Problem to work on: Repeat all of the records verbatim.

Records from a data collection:

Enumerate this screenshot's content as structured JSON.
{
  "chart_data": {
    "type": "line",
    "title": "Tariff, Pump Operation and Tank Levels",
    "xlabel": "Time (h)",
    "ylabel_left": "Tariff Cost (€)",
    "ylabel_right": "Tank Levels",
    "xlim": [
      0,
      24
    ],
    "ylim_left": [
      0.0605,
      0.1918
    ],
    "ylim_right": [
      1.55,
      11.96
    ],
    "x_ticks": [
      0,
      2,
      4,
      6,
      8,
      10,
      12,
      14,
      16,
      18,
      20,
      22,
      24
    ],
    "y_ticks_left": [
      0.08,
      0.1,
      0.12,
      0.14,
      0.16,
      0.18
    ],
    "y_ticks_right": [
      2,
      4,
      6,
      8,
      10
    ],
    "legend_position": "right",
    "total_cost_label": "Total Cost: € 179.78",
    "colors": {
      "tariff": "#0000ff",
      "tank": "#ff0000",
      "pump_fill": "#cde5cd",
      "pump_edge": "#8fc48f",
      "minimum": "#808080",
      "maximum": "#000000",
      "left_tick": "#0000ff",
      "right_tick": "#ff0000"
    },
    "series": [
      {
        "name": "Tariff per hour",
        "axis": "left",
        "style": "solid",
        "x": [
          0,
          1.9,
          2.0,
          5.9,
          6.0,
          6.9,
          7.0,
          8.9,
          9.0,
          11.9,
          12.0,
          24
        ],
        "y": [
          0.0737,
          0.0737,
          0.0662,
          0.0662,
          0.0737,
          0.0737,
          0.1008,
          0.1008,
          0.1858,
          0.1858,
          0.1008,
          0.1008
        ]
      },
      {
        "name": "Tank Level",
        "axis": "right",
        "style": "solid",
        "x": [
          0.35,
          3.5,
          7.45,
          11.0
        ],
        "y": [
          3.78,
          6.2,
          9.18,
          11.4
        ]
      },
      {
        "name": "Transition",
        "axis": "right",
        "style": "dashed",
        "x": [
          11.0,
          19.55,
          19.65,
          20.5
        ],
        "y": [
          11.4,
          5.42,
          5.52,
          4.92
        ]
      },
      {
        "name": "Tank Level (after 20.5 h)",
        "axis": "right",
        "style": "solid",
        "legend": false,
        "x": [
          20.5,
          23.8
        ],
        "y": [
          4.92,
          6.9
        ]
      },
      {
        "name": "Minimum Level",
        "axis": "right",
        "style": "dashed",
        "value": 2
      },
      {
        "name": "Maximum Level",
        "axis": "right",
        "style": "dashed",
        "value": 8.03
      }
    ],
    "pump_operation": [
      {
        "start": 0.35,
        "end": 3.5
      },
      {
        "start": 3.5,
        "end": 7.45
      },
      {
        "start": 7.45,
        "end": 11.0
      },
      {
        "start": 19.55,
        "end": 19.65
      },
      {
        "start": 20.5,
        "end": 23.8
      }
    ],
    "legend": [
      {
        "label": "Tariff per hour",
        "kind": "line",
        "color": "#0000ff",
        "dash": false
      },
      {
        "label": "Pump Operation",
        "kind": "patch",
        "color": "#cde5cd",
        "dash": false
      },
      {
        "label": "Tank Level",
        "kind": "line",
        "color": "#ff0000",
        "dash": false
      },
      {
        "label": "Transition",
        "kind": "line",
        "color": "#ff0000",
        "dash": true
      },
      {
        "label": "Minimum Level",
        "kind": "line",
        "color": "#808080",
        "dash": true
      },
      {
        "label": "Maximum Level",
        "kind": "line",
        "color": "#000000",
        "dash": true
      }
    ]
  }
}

Final result:
Enumerate this screenshot's content as structured JSON.
{
  "chart_data": {
    "type": "line",
    "title": "Tariff, Pump Operation and Tank Levels",
    "xlabel": "Time (h)",
    "ylabel_left": "Tariff Cost (€)",
    "ylabel_right": "Tank Levels",
    "xlim": [
      0,
      24
    ],
    "ylim_left": [
      0.0605,
      0.1918
    ],
    "ylim_right": [
      1.55,
      11.96
    ],
    "x_ticks": [
      0,
      2,
      4,
      6,
      8,
      10,
      12,
      14,
      16,
      18,
      20,
      22,
      24
    ],
    "y_ticks_left": [
      0.08,
      0.1,
      0.12,
      0.14,
      0.16,
      0.18
    ],
    "y_ticks_right": [
      2,
      4,
      6,
      8,
      10
    ],
    "legend_position": "right",
    "total_cost_label": "Total Cost: € 179.78",
    "colors": {
      "tariff": "#0000ff",
      "tank": "#ff0000",
      "pump_fill": "#cde5cd",
      "pump_edge": "#8fc48f",
      "minimum": "#808080",
      "maximum": "#000000",
      "left_tick": "#0000ff",
      "right_tick": "#ff0000"
    },
    "series": [
      {
        "name": "Tariff per hour",
        "axis": "left",
        "style": "solid",
        "x": [
          0,
          1.9,
          2.0,
          5.9,
          6.0,
          6.9,
          7.0,
          8.9,
          9.0,
          11.9,
          12.0,
          24
        ],
        "y": [
          0.0737,
          0.0737,
          0.0662,
          0.0662,
          0.0737,
          0.0737,
          0.1008,
          0.1008,
          0.1858,
          0.1858,
          0.1008,
          0.1008
        ]
      },
      {
        "name": "Tank Level",
        "axis": "right",
        "style": "solid",
        "x": [
          0.35,
          3.5,
          7.45,
          11.0
        ],
        "y": [
          3.78,
          6.2,
          9.18,
          11.4
        ]
      },
      {
        "name": "Transition",
        "axis": "right",
        "style": "dashed",
        "x": [
          11.0,
          19.55,
          19.65,
          20.5
        ],
        "y": [
          11.4,
          5.42,
          5.52,
          4.92
        ]
      },
      {
        "name": "Tank Level (after 20.5 h)",
        "axis": "right",
        "style": "solid",
        "legend": false,
        "x": [
          20.5,
          23.8
        ],
        "y": [
          4.92,
          6.9
        ]
      },
      {
        "name": "Minimum Level",
        "axis": "right",
        "style": "dashed",
        "value": 2
      },
      {
        "name": "Maximum Level",
        "axis": "right",
        "style": "dashed",
        "value": 8.03
      }
    ],
    "pump_operation": [
      {
        "start": 0.35,
        "end": 3.5
      },
      {
        "start": 3.5,
        "end": 7.45
      },
      {
        "start": 7.45,
        "end": 11.0
      },
      {
        "start": 19.55,
        "end": 19.65
      },
      {
        "start": 20.5,
        "end": 23.8
      }
    ],
    "legend": [
      {
        "label": "Tariff per hour",
        "kind": "line",
        "color": "#0000ff",
        "dash": false
      },
      {
        "label": "Pump Operation",
        "kind": "patch",
        "color": "#cde5cd",
        "dash": false
      },
      {
        "label": "Tank Level",
        "kind": "line",
        "color": "#ff0000",
        "dash": false
      },
      {
        "label": "Transition",
        "kind": "line",
        "color": "#ff0000",
        "dash": true
      },
      {
        "label": "Minimum Level",
        "kind": "line",
        "color": "#808080",
        "dash": true
      },
      {
        "label": "Maximum Level",
        "kind": "line",
        "color": "#000000",
        "dash": true
      }
    ]
  }
}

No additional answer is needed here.